**Aim of the exercise**:
The records underneath are to be repeated exactly, with the pictures left out.

[Stored entries]

-- begin --

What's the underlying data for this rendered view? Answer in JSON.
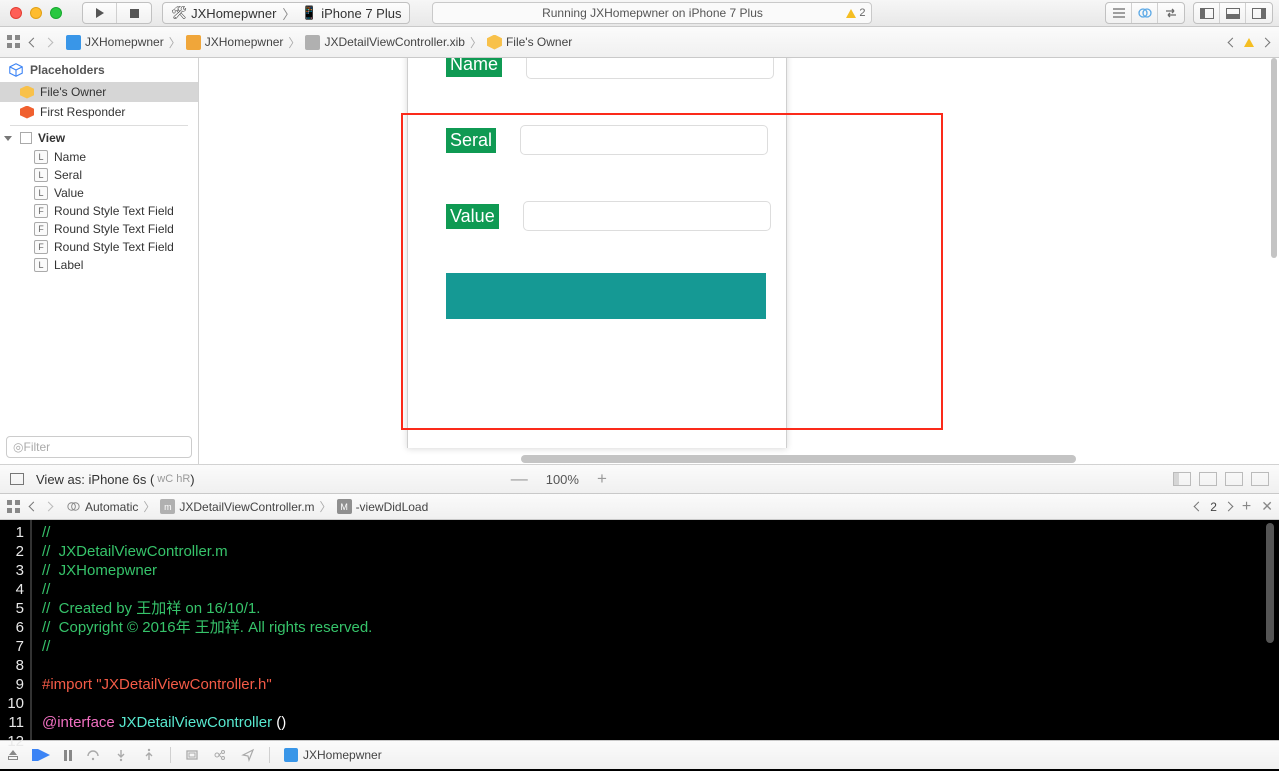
{
  "toolbar": {
    "scheme": "JXHomepwner",
    "destination": "iPhone 7 Plus",
    "status": "Running JXHomepwner on iPhone 7 Plus",
    "warn_count": "2"
  },
  "jumpbar": {
    "project": "JXHomepwner",
    "group": "JXHomepwner",
    "file": "JXDetailViewController.xib",
    "owner": "File's Owner"
  },
  "outline": {
    "placeholders_header": "Placeholders",
    "files_owner": "File's Owner",
    "first_responder": "First Responder",
    "view_header": "View",
    "items": [
      {
        "tag": "L",
        "label": "Name"
      },
      {
        "tag": "L",
        "label": "Seral"
      },
      {
        "tag": "L",
        "label": "Value"
      },
      {
        "tag": "F",
        "label": "Round Style Text Field"
      },
      {
        "tag": "F",
        "label": "Round Style Text Field"
      },
      {
        "tag": "F",
        "label": "Round Style Text Field"
      },
      {
        "tag": "L",
        "label": "Label"
      }
    ],
    "filter_placeholder": "Filter"
  },
  "canvas": {
    "name_label": "Name",
    "seral_label": "Seral",
    "value_label": "Value",
    "view_as": "View as: iPhone 6s (",
    "wcr": "wC hR",
    "zoom": "100%"
  },
  "editor_bar": {
    "automatic": "Automatic",
    "file": "JXDetailViewController.m",
    "method": "-viewDidLoad",
    "issue_count": "2"
  },
  "code": {
    "l1": "//",
    "l2a": "//  ",
    "l2b": "JXDetailViewController.m",
    "l3a": "//  ",
    "l3b": "JXHomepwner",
    "l4": "//",
    "l5": "//  Created by 王加祥 on 16/10/1.",
    "l6": "//  Copyright © 2016年 王加祥. All rights reserved.",
    "l7": "//",
    "l8": "",
    "l9a": "#import ",
    "l9b": "\"JXDetailViewController.h\"",
    "l10": "",
    "l11a": "@interface ",
    "l11b": "JXDetailViewController ",
    "l11c": "()"
  },
  "debug": {
    "project": "JXHomepwner"
  }
}
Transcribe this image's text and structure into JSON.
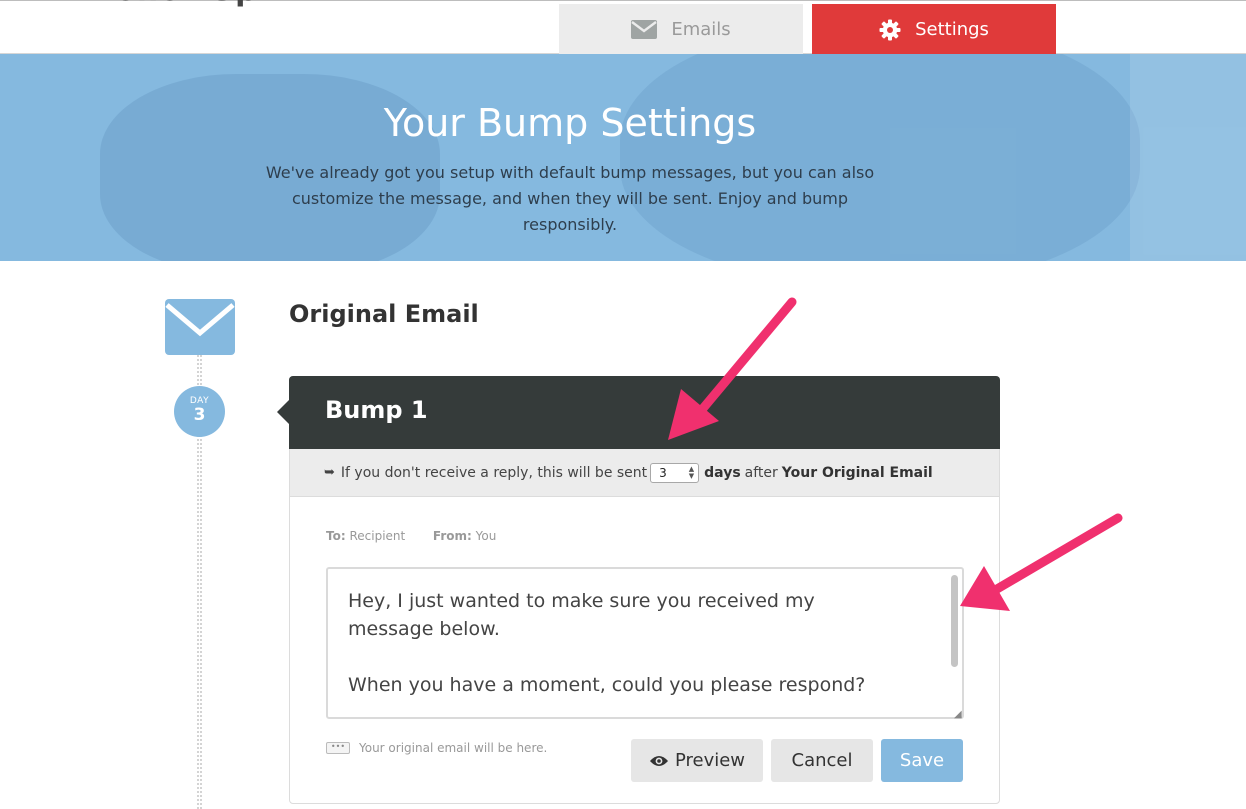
{
  "header": {
    "tabs": [
      {
        "label": "Emails",
        "icon": "envelope-icon",
        "active": false
      },
      {
        "label": "Settings",
        "icon": "gear-icon",
        "active": true
      }
    ],
    "accent_color": "#e03a3a"
  },
  "hero": {
    "title": "Your Bump Settings",
    "subtitle": "We've already got you setup with default bump messages, but you can also customize the message, and when they will be sent. Enjoy and bump responsibly.",
    "background_color": "#85b9df"
  },
  "timeline": {
    "envelope_icon": "envelope-icon",
    "day_label": "DAY",
    "day_number": "3"
  },
  "original": {
    "title": "Original Email"
  },
  "bump": {
    "title": "Bump 1",
    "send_prefix": "If you don't receive a reply, this will be sent",
    "days_value": "3",
    "days_label": "days",
    "after_text": "after",
    "after_target": "Your Original Email",
    "to_label": "To:",
    "to_value": "Recipient",
    "from_label": "From:",
    "from_value": "You",
    "message": "Hey, I just wanted to make sure you received my message below.\n\nWhen you have a moment, could you please respond?",
    "original_note": "Your original email will be here.",
    "buttons": {
      "preview": "Preview",
      "cancel": "Cancel",
      "save": "Save"
    }
  },
  "annotation_color": "#f0306e"
}
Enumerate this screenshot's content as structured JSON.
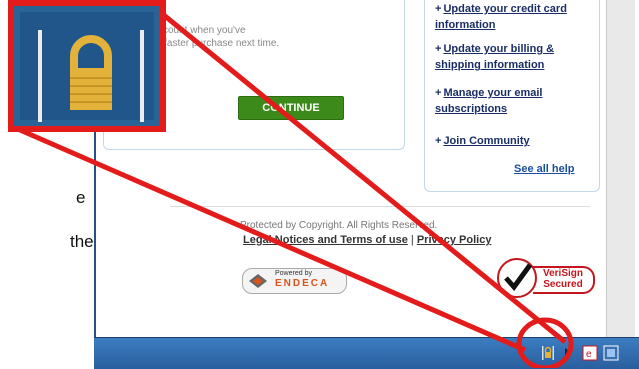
{
  "left_text": {
    "line1": "e",
    "line2": "the"
  },
  "account_box": {
    "line1": "ccount when you've",
    "line2": "r faster purchase next time.",
    "continue_label": "CONTINUE"
  },
  "help": {
    "items": [
      {
        "l1": "Update your credit card",
        "l2": "information"
      },
      {
        "l1": "Update your billing &",
        "l2": "shipping information"
      },
      {
        "l1": "Manage your email",
        "l2": "subscriptions"
      },
      {
        "l1": "Join Community",
        "l2": ""
      }
    ],
    "see_all": "See all help"
  },
  "footer": {
    "copyright": "Protected by Copyright. All Rights Reserved.",
    "legal_link": "Legal Notices and Terms of use",
    "separator": " | ",
    "privacy_link": "Privacy Policy"
  },
  "badges": {
    "endeca_powered": "Powered by",
    "endeca_name": "ENDECA",
    "verisign_l1": "VeriSign",
    "verisign_l2": "Secured"
  },
  "statusbar": {
    "icons": [
      "lock-icon",
      "separator-icon",
      "ie-icon",
      "app-icon"
    ]
  },
  "colors": {
    "highlight_red": "#e41b1b",
    "statusbar_blue": "#2f6cad",
    "continue_green": "#3b8a1a",
    "lock_gold": "#e2b23a"
  }
}
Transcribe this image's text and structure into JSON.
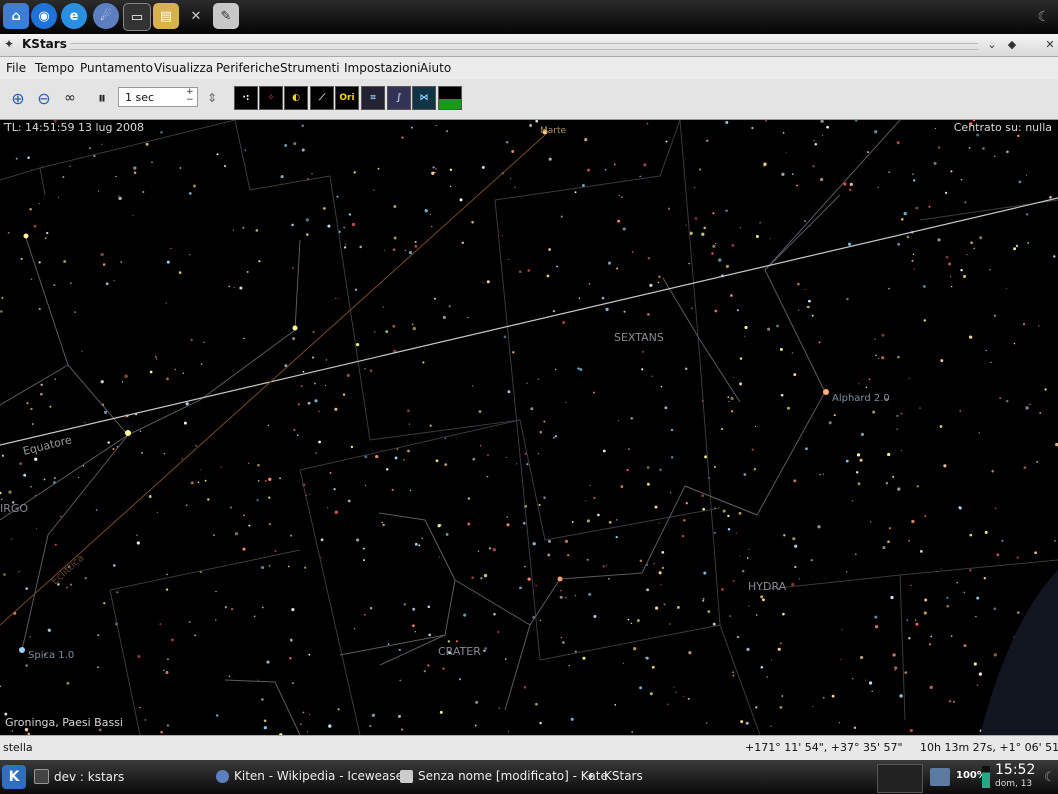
{
  "top_panel": {
    "launchers": [
      {
        "icon": "home-icon",
        "color": "#3a7fd5"
      },
      {
        "icon": "kde-globe-icon",
        "color": "#1e73d8"
      },
      {
        "icon": "konqueror-icon",
        "color": "#2a8fe0"
      },
      {
        "icon": "iceweasel-icon",
        "color": "#5d7fbf"
      },
      {
        "icon": "terminal-icon",
        "color": "#333333"
      },
      {
        "icon": "file-manager-icon",
        "color": "#d8b050"
      },
      {
        "icon": "tools-icon",
        "color": "#9a9a9a"
      },
      {
        "icon": "text-editor-icon",
        "color": "#c8c8c8"
      }
    ]
  },
  "window": {
    "title": "KStars",
    "controls": [
      "minimize",
      "maximize",
      "close"
    ]
  },
  "menu": {
    "items": [
      "File",
      "Tempo",
      "Puntamento",
      "Visualizza",
      "Periferiche",
      "Strumenti",
      "Impostazioni",
      "Aiuto"
    ]
  },
  "toolbar": {
    "time_step": "1 sec",
    "tools": [
      "zoom-in-icon",
      "zoom-out-icon",
      "binoculars-icon",
      "pause-icon"
    ],
    "sky_toggles": [
      "stars-toggle-icon",
      "deep-sky-toggle-icon",
      "solar-system-toggle-icon",
      "constellation-lines-icon",
      "constellation-names-icon",
      "constellation-boundaries-icon",
      "milky-way-icon",
      "coordinate-grid-icon",
      "horizon-icon"
    ],
    "sky_toggle_ori_label": "Ori"
  },
  "sky": {
    "time_label": "TL: 14:51:59   13 lug 2008",
    "centered": "Centrato su: nulla",
    "location": "Groninga, Paesi Bassi",
    "labels": {
      "marte": "Marte",
      "sextans": "SEXTANS",
      "alphard": "Alphard 2.0",
      "equatore": "Equatore",
      "eclittica": "Eclittica",
      "virgo": "IRGO",
      "spica": "Spica 1.0",
      "crater": "CRATER",
      "hydra": "HYDRA"
    }
  },
  "status": {
    "object": "stella",
    "altaz": "+171° 11' 54\",  +37° 35' 57\"",
    "radec": "10h 13m 27s,  +1° 06' 51\""
  },
  "taskbar": {
    "tasks": [
      "dev : kstars",
      "Kiten - Wikipedia - Iceweasel",
      "Senza nome [modificato] - Kate",
      "KStars"
    ],
    "battery": "100%",
    "clock_time": "15:52",
    "clock_date": "dom, 13"
  }
}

-- end --

**Output of the task**:
What's the underlying data for this rendered view? Answer in JSON.
{
  "toolbar": {
    "scheme": "JXHomepwner",
    "destination": "iPhone 7 Plus",
    "status": "Running JXHomepwner on iPhone 7 Plus",
    "warn_count": "2"
  },
  "jumpbar": {
    "project": "JXHomepwner",
    "group": "JXHomepwner",
    "file": "JXDetailViewController.xib",
    "owner": "File's Owner"
  },
  "outline": {
    "placeholders_header": "Placeholders",
    "files_owner": "File's Owner",
    "first_responder": "First Responder",
    "view_header": "View",
    "items": [
      {
        "tag": "L",
        "label": "Name"
      },
      {
        "tag": "L",
        "label": "Seral"
      },
      {
        "tag": "L",
        "label": "Value"
      },
      {
        "tag": "F",
        "label": "Round Style Text Field"
      },
      {
        "tag": "F",
        "label": "Round Style Text Field"
      },
      {
        "tag": "F",
        "label": "Round Style Text Field"
      },
      {
        "tag": "L",
        "label": "Label"
      }
    ],
    "filter_placeholder": "Filter"
  },
  "canvas": {
    "name_label": "Name",
    "seral_label": "Seral",
    "value_label": "Value",
    "view_as": "View as: iPhone 6s (",
    "wcr": "wC hR",
    "zoom": "100%"
  },
  "editor_bar": {
    "automatic": "Automatic",
    "file": "JXDetailViewController.m",
    "method": "-viewDidLoad",
    "issue_count": "2"
  },
  "code": {
    "l1": "//",
    "l2a": "//  ",
    "l2b": "JXDetailViewController.m",
    "l3a": "//  ",
    "l3b": "JXHomepwner",
    "l4": "//",
    "l5": "//  Created by 王加祥 on 16/10/1.",
    "l6": "//  Copyright © 2016年 王加祥. All rights reserved.",
    "l7": "//",
    "l8": "",
    "l9a": "#import ",
    "l9b": "\"JXDetailViewController.h\"",
    "l10": "",
    "l11a": "@interface ",
    "l11b": "JXDetailViewController ",
    "l11c": "()"
  },
  "debug": {
    "project": "JXHomepwner"
  }
}
Transcribe this image's text and structure into JSON.
{
  "header": {
    "tabs": [
      {
        "label": "Emails",
        "icon": "envelope-icon",
        "active": false
      },
      {
        "label": "Settings",
        "icon": "gear-icon",
        "active": true
      }
    ],
    "accent_color": "#e03a3a"
  },
  "hero": {
    "title": "Your Bump Settings",
    "subtitle": "We've already got you setup with default bump messages, but you can also customize the message, and when they will be sent. Enjoy and bump responsibly.",
    "background_color": "#85b9df"
  },
  "timeline": {
    "envelope_icon": "envelope-icon",
    "day_label": "DAY",
    "day_number": "3"
  },
  "original": {
    "title": "Original Email"
  },
  "bump": {
    "title": "Bump 1",
    "send_prefix": "If you don't receive a reply, this will be sent",
    "days_value": "3",
    "days_label": "days",
    "after_text": "after",
    "after_target": "Your Original Email",
    "to_label": "To:",
    "to_value": "Recipient",
    "from_label": "From:",
    "from_value": "You",
    "message": "Hey, I just wanted to make sure you received my message below.\n\nWhen you have a moment, could you please respond?",
    "original_note": "Your original email will be here.",
    "buttons": {
      "preview": "Preview",
      "cancel": "Cancel",
      "save": "Save"
    }
  },
  "annotation_color": "#f0306e"
}
Enumerate this screenshot's content as structured JSON.
{
  "left_text": {
    "line1": "e",
    "line2": "the"
  },
  "account_box": {
    "line1": "ccount when you've",
    "line2": "r faster purchase next time.",
    "continue_label": "CONTINUE"
  },
  "help": {
    "items": [
      {
        "l1": "Update your credit card",
        "l2": "information"
      },
      {
        "l1": "Update your billing &",
        "l2": "shipping information"
      },
      {
        "l1": "Manage your email",
        "l2": "subscriptions"
      },
      {
        "l1": "Join Community",
        "l2": ""
      }
    ],
    "see_all": "See all help"
  },
  "footer": {
    "copyright": "Protected by Copyright. All Rights Reserved.",
    "legal_link": "Legal Notices and Terms of use",
    "separator": " | ",
    "privacy_link": "Privacy Policy"
  },
  "badges": {
    "endeca_powered": "Powered by",
    "endeca_name": "ENDECA",
    "verisign_l1": "VeriSign",
    "verisign_l2": "Secured"
  },
  "statusbar": {
    "icons": [
      "lock-icon",
      "separator-icon",
      "ie-icon",
      "app-icon"
    ]
  },
  "colors": {
    "highlight_red": "#e41b1b",
    "statusbar_blue": "#2f6cad",
    "continue_green": "#3b8a1a",
    "lock_gold": "#e2b23a"
  }
}
Transcribe this image's text and structure into JSON.
{
  "top_panel": {
    "launchers": [
      {
        "icon": "home-icon",
        "color": "#3a7fd5"
      },
      {
        "icon": "kde-globe-icon",
        "color": "#1e73d8"
      },
      {
        "icon": "konqueror-icon",
        "color": "#2a8fe0"
      },
      {
        "icon": "iceweasel-icon",
        "color": "#5d7fbf"
      },
      {
        "icon": "terminal-icon",
        "color": "#333333"
      },
      {
        "icon": "file-manager-icon",
        "color": "#d8b050"
      },
      {
        "icon": "tools-icon",
        "color": "#9a9a9a"
      },
      {
        "icon": "text-editor-icon",
        "color": "#c8c8c8"
      }
    ]
  },
  "window": {
    "title": "KStars",
    "controls": [
      "minimize",
      "maximize",
      "close"
    ]
  },
  "menu": {
    "items": [
      "File",
      "Tempo",
      "Puntamento",
      "Visualizza",
      "Periferiche",
      "Strumenti",
      "Impostazioni",
      "Aiuto"
    ]
  },
  "toolbar": {
    "time_step": "1 sec",
    "tools": [
      "zoom-in-icon",
      "zoom-out-icon",
      "binoculars-icon",
      "pause-icon"
    ],
    "sky_toggles": [
      "stars-toggle-icon",
      "deep-sky-toggle-icon",
      "solar-system-toggle-icon",
      "constellation-lines-icon",
      "constellation-names-icon",
      "constellation-boundaries-icon",
      "milky-way-icon",
      "coordinate-grid-icon",
      "horizon-icon"
    ],
    "sky_toggle_ori_label": "Ori"
  },
  "sky": {
    "time_label": "TL: 14:51:59   13 lug 2008",
    "centered": "Centrato su: nulla",
    "location": "Groninga, Paesi Bassi",
    "labels": {
      "marte": "Marte",
      "sextans": "SEXTANS",
      "alphard": "Alphard 2.0",
      "equatore": "Equatore",
      "eclittica": "Eclittica",
      "virgo": "IRGO",
      "spica": "Spica 1.0",
      "crater": "CRATER",
      "hydra": "HYDRA"
    }
  },
  "status": {
    "object": "stella",
    "altaz": "+171° 11' 54\",  +37° 35' 57\"",
    "radec": "10h 13m 27s,  +1° 06' 51\""
  },
  "taskbar": {
    "tasks": [
      "dev : kstars",
      "Kiten - Wikipedia - Iceweasel",
      "Senza nome [modificato] - Kate",
      "KStars"
    ],
    "battery": "100%",
    "clock_time": "15:52",
    "clock_date": "dom, 13"
  }
}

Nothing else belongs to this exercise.